OBJECTIVE: Transcribe every line, keeping it exact.

MATERIAL FOR THE TASK:
***
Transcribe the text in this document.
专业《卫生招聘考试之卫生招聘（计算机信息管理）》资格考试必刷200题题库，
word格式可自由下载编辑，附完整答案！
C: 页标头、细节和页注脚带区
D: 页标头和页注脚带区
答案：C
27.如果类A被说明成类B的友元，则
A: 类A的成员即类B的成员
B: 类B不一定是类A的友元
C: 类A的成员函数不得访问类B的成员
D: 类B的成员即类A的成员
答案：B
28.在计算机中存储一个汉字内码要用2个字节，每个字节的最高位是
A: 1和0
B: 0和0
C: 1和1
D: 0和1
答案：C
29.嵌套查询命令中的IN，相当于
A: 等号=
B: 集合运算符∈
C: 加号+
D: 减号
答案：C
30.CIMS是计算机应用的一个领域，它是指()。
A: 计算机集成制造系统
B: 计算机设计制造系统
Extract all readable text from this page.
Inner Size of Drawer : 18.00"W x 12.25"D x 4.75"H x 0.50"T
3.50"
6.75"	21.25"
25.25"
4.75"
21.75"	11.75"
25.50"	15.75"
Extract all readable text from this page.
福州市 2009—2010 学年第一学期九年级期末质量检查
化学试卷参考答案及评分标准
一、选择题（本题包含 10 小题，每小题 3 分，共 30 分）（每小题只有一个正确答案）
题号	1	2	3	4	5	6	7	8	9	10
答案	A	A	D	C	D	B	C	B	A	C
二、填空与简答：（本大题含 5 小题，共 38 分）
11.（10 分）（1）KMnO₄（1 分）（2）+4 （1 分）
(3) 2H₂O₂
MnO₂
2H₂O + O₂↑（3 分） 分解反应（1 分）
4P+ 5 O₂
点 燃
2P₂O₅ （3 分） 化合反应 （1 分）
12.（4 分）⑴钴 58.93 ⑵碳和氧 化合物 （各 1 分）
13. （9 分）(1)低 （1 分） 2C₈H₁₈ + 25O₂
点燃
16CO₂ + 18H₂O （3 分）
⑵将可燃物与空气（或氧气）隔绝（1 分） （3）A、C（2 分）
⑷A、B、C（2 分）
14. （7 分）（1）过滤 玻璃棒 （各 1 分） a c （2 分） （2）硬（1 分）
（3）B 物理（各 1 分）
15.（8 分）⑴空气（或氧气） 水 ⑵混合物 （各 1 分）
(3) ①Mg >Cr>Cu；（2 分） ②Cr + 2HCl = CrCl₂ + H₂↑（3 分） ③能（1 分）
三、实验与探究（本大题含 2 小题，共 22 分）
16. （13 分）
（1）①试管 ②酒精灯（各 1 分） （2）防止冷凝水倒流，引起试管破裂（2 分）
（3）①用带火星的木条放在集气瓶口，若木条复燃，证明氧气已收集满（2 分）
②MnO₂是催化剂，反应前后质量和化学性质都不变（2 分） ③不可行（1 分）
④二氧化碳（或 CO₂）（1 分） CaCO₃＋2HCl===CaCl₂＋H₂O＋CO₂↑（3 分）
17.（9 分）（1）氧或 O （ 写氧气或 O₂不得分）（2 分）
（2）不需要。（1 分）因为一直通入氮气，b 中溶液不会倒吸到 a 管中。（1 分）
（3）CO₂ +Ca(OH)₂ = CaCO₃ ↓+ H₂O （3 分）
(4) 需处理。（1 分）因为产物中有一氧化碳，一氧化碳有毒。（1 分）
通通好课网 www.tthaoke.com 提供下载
***
THE REPLY:
Transcribe the text in this document.
专业《卫生招聘考试之卫生招聘（计算机信息管理）》资格考试必刷200题题库，
word格式可自由下载编辑，附完整答案！
C: 页标头、细节和页注脚带区
D: 页标头和页注脚带区
答案：C
27.如果类A被说明成类B的友元，则
A: 类A的成员即类B的成员
B: 类B不一定是类A的友元
C: 类A的成员函数不得访问类B的成员
D: 类B的成员即类A的成员
答案：B
28.在计算机中存储一个汉字内码要用2个字节，每个字节的最高位是
A: 1和0
B: 0和0
C: 1和1
D: 0和1
答案：C
29.嵌套查询命令中的IN，相当于
A: 等号=
B: 集合运算符∈
C: 加号+
D: 减号
答案：C
30.CIMS是计算机应用的一个领域，它是指()。
A: 计算机集成制造系统
B: 计算机设计制造系统
Extract all readable text from this page.
Inner Size of Drawer : 18.00"W x 12.25"D x 4.75"H x 0.50"T
3.50"
6.75"	21.25"
25.25"
4.75"
21.75"	11.75"
25.50"	15.75"
Extract all readable text from this page.
福州市 2009—2010 学年第一学期九年级期末质量检查
化学试卷参考答案及评分标准
一、选择题（本题包含 10 小题，每小题 3 分，共 30 分）（每小题只有一个正确答案）
题号	1	2	3	4	5	6	7	8	9	10
答案	A	A	D	C	D	B	C	B	A	C
二、填空与简答：（本大题含 5 小题，共 38 分）
11.（10 分）（1）KMnO₄（1 分）（2）+4 （1 分）
(3) 2H₂O₂
MnO₂
2H₂O + O₂↑（3 分） 分解反应（1 分）
4P+ 5 O₂
点 燃
2P₂O₅ （3 分） 化合反应 （1 分）
12.（4 分）⑴钴 58.93 ⑵碳和氧 化合物 （各 1 分）
13. （9 分）(1)低 （1 分） 2C₈H₁₈ + 25O₂
点燃
16CO₂ + 18H₂O （3 分）
⑵将可燃物与空气（或氧气）隔绝（1 分） （3）A、C（2 分）
⑷A、B、C（2 分）
14. （7 分）（1）过滤 玻璃棒 （各 1 分） a c （2 分） （2）硬（1 分）
（3）B 物理（各 1 分）
15.（8 分）⑴空气（或氧气） 水 ⑵混合物 （各 1 分）
(3) ①Mg >Cr>Cu；（2 分） ②Cr + 2HCl = CrCl₂ + H₂↑（3 分） ③能（1 分）
三、实验与探究（本大题含 2 小题，共 22 分）
16. （13 分）
（1）①试管 ②酒精灯（各 1 分） （2）防止冷凝水倒流，引起试管破裂（2 分）
（3）①用带火星的木条放在集气瓶口，若木条复燃，证明氧气已收集满（2 分）
②MnO₂是催化剂，反应前后质量和化学性质都不变（2 分） ③不可行（1 分）
④二氧化碳（或 CO₂）（1 分） CaCO₃＋2HCl===CaCl₂＋H₂O＋CO₂↑（3 分）
17.（9 分）（1）氧或 O （ 写氧气或 O₂不得分）（2 分）
（2）不需要。（1 分）因为一直通入氮气，b 中溶液不会倒吸到 a 管中。（1 分）
（3）CO₂ +Ca(OH)₂ = CaCO₃ ↓+ H₂O （3 分）
(4) 需处理。（1 分）因为产物中有一氧化碳，一氧化碳有毒。（1 分）
通通好课网 www.tthaoke.com 提供下载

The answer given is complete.